Your reply should be a single number: how many lines contain the string "pravoúhlého".

- _Entries_
================
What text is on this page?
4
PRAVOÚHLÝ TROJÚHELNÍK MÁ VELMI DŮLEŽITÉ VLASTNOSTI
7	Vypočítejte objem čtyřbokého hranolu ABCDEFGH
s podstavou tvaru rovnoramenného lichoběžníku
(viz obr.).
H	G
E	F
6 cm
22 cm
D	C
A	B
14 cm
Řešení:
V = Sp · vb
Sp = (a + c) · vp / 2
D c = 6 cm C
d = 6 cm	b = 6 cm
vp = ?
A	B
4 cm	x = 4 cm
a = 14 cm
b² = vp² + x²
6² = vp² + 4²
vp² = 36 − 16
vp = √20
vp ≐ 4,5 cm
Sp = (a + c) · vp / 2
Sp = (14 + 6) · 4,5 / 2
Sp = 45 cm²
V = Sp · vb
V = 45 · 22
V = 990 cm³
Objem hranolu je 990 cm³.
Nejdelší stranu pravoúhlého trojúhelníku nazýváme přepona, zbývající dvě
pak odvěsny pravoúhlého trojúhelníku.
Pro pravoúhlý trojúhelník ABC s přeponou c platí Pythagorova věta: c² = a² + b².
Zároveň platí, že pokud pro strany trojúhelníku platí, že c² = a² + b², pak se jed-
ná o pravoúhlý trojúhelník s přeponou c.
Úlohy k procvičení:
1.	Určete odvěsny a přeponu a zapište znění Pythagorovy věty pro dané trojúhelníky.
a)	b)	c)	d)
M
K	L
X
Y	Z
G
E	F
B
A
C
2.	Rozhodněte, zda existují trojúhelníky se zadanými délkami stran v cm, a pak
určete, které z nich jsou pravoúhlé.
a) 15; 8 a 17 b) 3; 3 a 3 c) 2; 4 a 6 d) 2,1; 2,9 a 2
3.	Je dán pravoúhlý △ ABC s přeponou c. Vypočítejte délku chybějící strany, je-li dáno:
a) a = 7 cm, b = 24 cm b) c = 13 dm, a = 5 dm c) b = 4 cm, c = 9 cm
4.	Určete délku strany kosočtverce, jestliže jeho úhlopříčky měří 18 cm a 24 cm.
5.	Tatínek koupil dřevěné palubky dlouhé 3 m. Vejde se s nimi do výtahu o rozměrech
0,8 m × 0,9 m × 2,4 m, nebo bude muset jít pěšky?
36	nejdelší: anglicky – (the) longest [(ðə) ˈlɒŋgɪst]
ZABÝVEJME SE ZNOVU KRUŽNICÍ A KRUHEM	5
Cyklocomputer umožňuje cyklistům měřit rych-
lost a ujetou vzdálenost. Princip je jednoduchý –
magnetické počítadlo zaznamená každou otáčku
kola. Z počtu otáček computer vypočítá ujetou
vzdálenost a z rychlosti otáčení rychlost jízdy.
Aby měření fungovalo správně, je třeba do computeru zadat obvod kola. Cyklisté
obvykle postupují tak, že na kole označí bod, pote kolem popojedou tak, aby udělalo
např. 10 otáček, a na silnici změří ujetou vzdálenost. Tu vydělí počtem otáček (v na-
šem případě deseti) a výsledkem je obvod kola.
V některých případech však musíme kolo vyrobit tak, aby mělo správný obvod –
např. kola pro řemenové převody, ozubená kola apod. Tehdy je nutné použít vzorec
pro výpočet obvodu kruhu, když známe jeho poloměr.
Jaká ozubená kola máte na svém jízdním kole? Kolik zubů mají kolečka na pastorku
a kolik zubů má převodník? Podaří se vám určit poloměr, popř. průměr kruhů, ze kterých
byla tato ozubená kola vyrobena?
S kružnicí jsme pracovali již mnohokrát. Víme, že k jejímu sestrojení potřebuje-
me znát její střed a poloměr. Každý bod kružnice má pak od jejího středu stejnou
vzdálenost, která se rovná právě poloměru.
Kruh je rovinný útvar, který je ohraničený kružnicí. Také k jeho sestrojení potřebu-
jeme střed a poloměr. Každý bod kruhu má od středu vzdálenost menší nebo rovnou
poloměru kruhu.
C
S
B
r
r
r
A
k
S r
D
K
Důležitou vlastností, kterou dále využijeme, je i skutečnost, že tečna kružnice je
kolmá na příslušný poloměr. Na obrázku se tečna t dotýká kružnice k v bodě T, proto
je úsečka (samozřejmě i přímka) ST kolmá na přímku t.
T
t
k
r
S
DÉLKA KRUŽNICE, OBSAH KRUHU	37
================
- _Written answer_
2